*What you have to do*
Tally every line of the material that includes "true", then give the tally and nothing else.

*Supplied records*
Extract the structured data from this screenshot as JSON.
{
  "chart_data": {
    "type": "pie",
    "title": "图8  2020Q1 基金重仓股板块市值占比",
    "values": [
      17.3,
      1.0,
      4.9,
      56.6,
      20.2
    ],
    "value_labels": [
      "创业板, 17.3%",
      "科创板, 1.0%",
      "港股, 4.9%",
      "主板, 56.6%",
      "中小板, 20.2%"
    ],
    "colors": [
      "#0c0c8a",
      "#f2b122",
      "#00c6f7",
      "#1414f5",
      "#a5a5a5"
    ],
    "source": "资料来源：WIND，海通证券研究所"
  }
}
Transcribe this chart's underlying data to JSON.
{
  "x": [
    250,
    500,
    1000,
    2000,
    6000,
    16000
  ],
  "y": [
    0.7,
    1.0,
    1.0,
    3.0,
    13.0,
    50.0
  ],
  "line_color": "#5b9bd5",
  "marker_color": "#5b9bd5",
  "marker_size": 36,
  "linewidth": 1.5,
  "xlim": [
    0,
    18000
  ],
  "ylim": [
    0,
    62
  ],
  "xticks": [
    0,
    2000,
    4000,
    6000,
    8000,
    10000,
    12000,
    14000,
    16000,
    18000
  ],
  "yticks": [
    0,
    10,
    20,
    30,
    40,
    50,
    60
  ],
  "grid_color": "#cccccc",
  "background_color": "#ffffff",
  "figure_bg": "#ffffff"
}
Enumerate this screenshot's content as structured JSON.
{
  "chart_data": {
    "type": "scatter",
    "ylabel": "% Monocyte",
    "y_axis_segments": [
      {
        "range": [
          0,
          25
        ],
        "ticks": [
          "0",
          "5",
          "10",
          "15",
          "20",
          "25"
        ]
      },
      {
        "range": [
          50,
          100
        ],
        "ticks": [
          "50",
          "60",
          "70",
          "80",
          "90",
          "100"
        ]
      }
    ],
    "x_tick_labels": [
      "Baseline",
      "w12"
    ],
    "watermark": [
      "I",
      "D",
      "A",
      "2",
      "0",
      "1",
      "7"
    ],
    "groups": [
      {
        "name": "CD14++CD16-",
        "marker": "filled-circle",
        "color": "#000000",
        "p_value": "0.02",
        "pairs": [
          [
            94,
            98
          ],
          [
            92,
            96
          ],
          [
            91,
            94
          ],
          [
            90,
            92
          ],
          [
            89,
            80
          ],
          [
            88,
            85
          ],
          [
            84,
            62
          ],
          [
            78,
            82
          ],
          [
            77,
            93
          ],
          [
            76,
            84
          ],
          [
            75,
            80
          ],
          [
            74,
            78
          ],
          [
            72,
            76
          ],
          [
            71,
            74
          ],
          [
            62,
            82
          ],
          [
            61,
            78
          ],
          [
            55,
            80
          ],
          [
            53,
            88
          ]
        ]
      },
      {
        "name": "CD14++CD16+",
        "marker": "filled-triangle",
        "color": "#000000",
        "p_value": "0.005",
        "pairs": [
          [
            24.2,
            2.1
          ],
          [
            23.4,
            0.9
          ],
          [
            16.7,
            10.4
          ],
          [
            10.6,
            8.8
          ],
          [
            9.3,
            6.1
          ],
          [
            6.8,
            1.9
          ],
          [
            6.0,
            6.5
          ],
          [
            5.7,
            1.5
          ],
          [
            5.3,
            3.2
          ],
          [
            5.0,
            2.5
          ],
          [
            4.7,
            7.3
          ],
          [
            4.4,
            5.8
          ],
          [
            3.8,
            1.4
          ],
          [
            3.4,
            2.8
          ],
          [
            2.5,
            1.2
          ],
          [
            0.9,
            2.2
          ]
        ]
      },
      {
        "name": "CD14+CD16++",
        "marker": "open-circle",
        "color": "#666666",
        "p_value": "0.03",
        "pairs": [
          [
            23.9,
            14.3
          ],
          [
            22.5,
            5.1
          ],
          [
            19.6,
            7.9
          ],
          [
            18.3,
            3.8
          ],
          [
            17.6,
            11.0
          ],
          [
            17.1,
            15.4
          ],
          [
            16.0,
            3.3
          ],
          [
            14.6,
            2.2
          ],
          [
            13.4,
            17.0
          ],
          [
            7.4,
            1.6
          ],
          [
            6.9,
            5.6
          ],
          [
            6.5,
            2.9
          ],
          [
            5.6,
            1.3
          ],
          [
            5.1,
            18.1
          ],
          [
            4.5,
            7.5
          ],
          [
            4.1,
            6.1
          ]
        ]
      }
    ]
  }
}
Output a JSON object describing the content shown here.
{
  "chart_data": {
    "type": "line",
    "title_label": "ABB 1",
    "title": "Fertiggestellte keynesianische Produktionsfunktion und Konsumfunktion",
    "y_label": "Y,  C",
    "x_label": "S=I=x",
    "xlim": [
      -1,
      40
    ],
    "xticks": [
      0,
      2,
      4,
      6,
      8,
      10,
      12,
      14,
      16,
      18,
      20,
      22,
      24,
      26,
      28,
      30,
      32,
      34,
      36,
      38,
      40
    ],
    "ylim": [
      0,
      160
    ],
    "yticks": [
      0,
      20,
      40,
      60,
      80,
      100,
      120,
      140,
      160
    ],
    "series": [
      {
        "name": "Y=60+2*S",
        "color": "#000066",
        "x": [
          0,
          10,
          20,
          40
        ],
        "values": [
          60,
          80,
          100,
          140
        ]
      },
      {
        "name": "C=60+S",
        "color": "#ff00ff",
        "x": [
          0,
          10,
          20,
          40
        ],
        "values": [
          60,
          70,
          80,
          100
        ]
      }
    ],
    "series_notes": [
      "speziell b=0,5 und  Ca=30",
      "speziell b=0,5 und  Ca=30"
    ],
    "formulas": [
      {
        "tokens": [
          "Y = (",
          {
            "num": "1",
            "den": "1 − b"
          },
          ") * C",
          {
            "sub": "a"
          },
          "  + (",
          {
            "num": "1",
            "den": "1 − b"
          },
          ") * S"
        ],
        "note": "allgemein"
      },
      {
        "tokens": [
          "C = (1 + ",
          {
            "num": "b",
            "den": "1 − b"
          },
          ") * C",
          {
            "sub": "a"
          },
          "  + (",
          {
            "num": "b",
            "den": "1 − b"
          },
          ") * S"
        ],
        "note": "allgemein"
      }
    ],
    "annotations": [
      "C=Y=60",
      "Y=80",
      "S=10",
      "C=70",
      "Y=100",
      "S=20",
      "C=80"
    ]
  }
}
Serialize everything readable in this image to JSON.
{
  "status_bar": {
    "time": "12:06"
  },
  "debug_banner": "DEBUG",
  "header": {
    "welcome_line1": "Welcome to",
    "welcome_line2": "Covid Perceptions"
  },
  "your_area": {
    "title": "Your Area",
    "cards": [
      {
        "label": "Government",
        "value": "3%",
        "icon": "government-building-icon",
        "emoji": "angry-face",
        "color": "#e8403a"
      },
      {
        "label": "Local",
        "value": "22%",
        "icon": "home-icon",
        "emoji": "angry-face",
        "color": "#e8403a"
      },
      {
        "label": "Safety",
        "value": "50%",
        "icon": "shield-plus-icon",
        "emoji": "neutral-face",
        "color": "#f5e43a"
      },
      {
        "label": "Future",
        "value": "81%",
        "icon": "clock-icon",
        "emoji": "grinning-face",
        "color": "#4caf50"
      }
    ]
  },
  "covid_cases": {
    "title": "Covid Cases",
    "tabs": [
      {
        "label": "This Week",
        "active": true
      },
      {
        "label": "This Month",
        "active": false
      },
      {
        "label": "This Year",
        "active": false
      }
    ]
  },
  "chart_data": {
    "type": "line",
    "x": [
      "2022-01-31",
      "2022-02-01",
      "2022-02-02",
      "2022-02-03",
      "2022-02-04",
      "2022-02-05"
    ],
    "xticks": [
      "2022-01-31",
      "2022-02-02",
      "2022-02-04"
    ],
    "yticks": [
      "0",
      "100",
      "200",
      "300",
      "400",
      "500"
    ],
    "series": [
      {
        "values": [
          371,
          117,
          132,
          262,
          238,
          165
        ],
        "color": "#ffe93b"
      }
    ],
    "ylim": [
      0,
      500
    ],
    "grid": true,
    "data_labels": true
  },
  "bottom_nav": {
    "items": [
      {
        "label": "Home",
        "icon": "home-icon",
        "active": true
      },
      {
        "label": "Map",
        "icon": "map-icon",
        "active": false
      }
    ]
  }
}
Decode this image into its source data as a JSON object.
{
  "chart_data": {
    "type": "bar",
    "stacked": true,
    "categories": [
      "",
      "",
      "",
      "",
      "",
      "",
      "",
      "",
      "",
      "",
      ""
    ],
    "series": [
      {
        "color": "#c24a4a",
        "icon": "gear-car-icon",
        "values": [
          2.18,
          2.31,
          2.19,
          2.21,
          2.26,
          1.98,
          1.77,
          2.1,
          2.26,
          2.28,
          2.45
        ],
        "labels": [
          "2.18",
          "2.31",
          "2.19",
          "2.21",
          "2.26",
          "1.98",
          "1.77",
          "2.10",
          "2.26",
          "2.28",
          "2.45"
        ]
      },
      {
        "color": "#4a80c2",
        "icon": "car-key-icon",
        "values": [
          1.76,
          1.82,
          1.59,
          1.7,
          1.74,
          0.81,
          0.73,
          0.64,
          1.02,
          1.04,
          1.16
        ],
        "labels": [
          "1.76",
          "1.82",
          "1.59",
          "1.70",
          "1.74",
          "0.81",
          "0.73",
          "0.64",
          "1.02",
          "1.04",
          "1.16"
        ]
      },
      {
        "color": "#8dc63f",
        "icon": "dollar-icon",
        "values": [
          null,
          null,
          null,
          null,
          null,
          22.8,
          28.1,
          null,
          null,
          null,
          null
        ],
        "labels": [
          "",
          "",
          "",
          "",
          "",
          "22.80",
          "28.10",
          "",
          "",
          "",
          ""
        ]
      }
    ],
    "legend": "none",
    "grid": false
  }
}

*Output for this task*
5